Extracted records
*****
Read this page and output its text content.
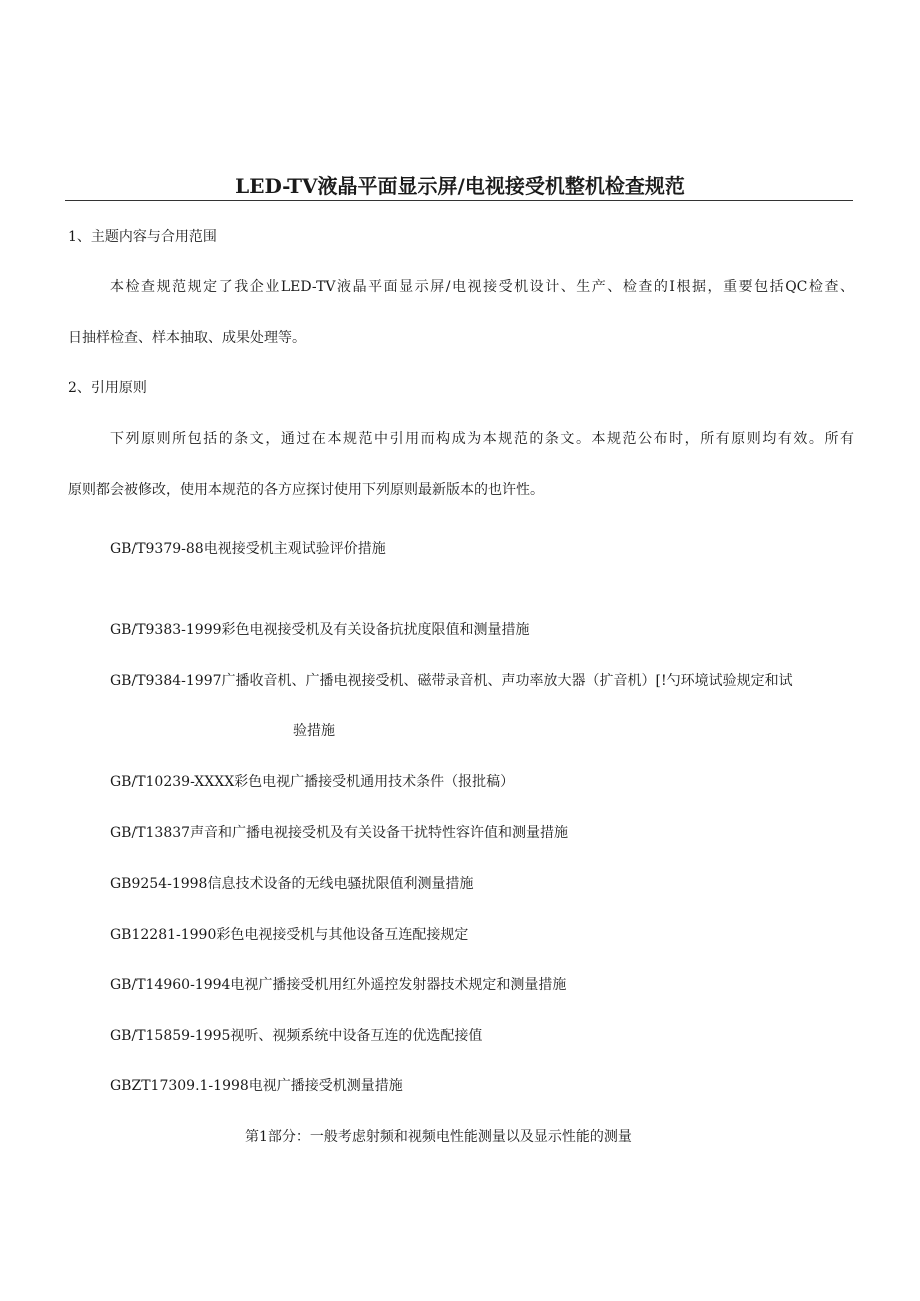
LED-TV液晶平面显示屏/电视接受机整机检查规范
1、主题内容与合用范围
本检查规范规定了我企业LED-TV液晶平面显示屏/电视接受机设计、生产、检查的I根据，重要包括QC检查、
日抽样检查、样本抽取、成果处理等。
2、引用原则
下列原则所包括的条文，通过在本规范中引用而构成为本规范的条文。本规范公布时，所有原则均有效。所有
原则都会被修改，使用本规范的各方应探讨使用下列原则最新版本的也许性。
GB/T9379-88电视接受机主观试验评价措施
GB/T9383-1999彩色电视接受机及有关设备抗扰度限值和测量措施
GB/T9384-1997广播收音机、广播电视接受机、磁带录音机、声功率放大器（扩音机）[!勺环境试验规定和试
验措施
GB/T10239-XXXX彩色电视广播接受机通用技术条件（报批稿）
GB/T13837声音和广播电视接受机及有关设备干扰特性容许值和测量措施
GB9254-1998信息技术设备的无线电骚扰限值利测量措施
GB12281-1990彩色电视接受机与其他设备互连配接规定
GB/T14960-1994电视广播接受机用红外遥控发射器技术规定和测量措施
GB/T15859-1995视听、视频系统中设备互连的优选配接值
GBZT17309.1-1998电视广播接受机测量措施
第1部分：一般考虑射频和视频电性能测量以及显示性能的测量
*****
▶ [TASK DESCRIPTION]:
Among these entries, how many lines include the string "TV液晶平面显示屏"? Reply with the number by itself.

▶ [ANSWER FOR THE TASK]:
2